# What you have to do
In the text on gamma probes, which device usually measures the visible light that the scintillator emits?

# Text under study
::::::::::

The most significant parameters defining the performances of gamma probes are (1) overall sensitivity (efficiency), (2) spatial resolution (radial and lateral), (3) energy resolution, and (4) signal-to-noise ratio.

Sensitivity is the detected count rate per unit of activity and it is determined at the tip of the probe. Radial resolution is the width of the measurement cone where the radiation is detected at a defined distance. With a wider cone, background signal may overcome the signal generated at the target source. With a narrower cone, background is reduced and detection of the target source is more accurate. Lateral spatial resolution is the capability to accurately localize the position of a target source and to separate two adjacent sources. Energy resolution is the capacity of the gamma detection system to discriminate between radiations of different energies. This property is essential to distinguish between two simultaneously administered radionuclides that have different energies and to discriminate scattered from primary photons. The latter property relates to the ability of the probe to discriminate the signal from the target with respect to the noise represented by the background radiation within the surrounding tissue.

The scintillator absorbs the radiation and emits a number of visible photons proportional to the energy absorbed; in turn, visible light is measured by using a photon detector, usually a photomultiplier (PMT). The crystals used for scintillator detector probes include thallium-activated sodium iodide (NaI[Tl]), thallium-activated cesium iodide (CsI[Tl]), cerium-activated lutetium orthosilicate (LSO[Ce]), bismuth germanate (BGO), and cerium-doped gadolinium orthosilicate (GSO[Ce]).

The high penetration power of gamma rays means that background events could come from parts of the patient outside the target volume of interest. Although a fraction of these events is attenuated within the patient body, in order to further reduce the background the gamma probes are equipped with a shield (material such as lead, tungsten, gold, or platinum), and collimators (designed with different lengths and apertures for different field of views, FOV) that prevent attenuated radiation from nontarget locations (i.e., scattered radiation) from accessing the detector head and thus producing spurious counts. Side- and back-shielding can be important when there is a localized radiation source (the injection site of the ^99mTc-labeled agent for radioguided SLNB) in close proximity with the target (the SLN). Collimation of the detector head results in better spatial resolution and higher signal-to-noise ratio as compared to radiation emitted from surrounding tissues. However, when collimation is too pronounced it reduces sensitivity of the probes, by decreasing the detection aperture and lengthening the distance to the actual source position. Furthermore, a thicker shielding or a longer collimator is needed when detecting higher energy gammas, but this increases the overall weight and size of the gamma probe.

The final elements in the system are the electronics and the readout. Since the scintillator detector provides a signal proportional to the deposited energy, it is possible to make spectroscopy and to set the sensitive energy range of the probe to select the desired gamma energy and eliminate part of the scattered radiation. The count rate of the probe is then fed to a ratemeter, which also drives an audio output. An increase in loudness or frequency indicates to the surgeon proximity of the probe to the target tissue.

Semiconductors are a valid alternative to scintillators as detector material for the intraoperative probes. When radiation is absorbed in a solid-state detector, ionization occurs by promoting electrons out of the valence band to the conduction band where electrons can flow in the crystal lattice. When the electron moves to the conduction band, a positive charge (hole) in the lattice is created which is free to move in the valence band. If an electric field is applied across the sensitive volume of the detector, the excess of charge (both electrons and holes) is collected by the opposite electrodes, thus providing a signal which is proportional to the energy released in the detector. Crystalline materials that are used in such detectors are cadmium telluride (CdTe), cadmium zinc telluride (CdZnTe), and mercuric iodide (HgI₂).

::::::::::

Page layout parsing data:
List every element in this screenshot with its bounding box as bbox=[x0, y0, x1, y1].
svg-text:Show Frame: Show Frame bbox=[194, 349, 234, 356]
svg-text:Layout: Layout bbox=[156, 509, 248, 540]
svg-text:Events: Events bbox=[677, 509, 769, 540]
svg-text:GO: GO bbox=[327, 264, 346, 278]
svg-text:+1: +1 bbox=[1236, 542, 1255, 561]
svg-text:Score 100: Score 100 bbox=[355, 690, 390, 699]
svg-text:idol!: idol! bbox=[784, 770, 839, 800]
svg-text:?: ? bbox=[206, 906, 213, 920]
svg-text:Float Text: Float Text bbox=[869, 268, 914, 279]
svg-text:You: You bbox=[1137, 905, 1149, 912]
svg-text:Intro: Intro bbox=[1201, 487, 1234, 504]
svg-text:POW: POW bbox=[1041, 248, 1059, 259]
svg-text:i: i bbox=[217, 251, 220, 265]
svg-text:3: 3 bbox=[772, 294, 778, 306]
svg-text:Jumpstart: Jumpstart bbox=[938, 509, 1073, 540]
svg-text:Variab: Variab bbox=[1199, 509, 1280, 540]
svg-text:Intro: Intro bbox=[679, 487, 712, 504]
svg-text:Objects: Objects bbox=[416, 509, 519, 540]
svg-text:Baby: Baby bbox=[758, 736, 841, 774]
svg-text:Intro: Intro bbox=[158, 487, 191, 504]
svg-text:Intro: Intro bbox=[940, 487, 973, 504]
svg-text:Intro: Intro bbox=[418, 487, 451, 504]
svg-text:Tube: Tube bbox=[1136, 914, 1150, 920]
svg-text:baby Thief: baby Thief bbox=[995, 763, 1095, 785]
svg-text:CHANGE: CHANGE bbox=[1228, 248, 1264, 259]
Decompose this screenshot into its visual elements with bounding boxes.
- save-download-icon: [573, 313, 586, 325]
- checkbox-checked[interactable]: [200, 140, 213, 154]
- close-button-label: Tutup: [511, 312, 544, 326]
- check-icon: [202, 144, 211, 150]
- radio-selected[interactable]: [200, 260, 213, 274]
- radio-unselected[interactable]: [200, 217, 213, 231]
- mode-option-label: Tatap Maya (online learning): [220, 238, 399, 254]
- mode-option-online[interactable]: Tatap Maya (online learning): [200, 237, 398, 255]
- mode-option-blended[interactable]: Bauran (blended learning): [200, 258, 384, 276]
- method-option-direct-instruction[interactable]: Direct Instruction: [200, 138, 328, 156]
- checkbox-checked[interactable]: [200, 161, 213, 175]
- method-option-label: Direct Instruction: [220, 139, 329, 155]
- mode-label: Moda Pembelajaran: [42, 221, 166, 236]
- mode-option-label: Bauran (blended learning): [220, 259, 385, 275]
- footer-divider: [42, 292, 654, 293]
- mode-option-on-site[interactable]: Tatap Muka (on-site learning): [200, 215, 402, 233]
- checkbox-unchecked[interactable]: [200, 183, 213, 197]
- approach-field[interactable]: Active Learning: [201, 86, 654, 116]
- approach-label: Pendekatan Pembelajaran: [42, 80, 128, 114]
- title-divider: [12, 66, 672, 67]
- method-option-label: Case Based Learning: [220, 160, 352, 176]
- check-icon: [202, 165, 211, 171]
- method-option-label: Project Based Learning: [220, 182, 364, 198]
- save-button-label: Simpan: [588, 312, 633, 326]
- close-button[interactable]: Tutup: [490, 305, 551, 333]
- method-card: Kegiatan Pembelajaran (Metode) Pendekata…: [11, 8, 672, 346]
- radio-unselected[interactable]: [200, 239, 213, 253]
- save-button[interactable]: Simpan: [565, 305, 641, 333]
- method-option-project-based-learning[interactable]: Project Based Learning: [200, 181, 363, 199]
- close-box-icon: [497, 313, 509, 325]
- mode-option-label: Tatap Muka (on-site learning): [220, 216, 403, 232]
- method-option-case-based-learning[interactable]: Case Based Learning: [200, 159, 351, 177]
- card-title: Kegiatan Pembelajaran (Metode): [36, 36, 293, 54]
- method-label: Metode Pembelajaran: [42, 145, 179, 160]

::::::::::

# Result of this exercise
A photomultiplier (PMT).